Print the full listing exactly.

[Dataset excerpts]
•••
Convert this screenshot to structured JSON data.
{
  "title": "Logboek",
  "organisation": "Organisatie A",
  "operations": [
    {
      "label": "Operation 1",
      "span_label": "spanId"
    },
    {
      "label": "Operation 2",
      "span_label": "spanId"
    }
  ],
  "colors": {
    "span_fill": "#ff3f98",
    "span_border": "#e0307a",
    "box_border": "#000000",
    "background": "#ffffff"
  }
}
•••
▸ RESPONSE:
Convert this screenshot to structured JSON data.
{
  "title": "Logboek",
  "organisation": "Organisatie A",
  "operations": [
    {
      "label": "Operation 1",
      "span_label": "spanId"
    },
    {
      "label": "Operation 2",
      "span_label": "spanId"
    }
  ],
  "colors": {
    "span_fill": "#ff3f98",
    "span_border": "#e0307a",
    "box_border": "#000000",
    "background": "#ffffff"
  }
}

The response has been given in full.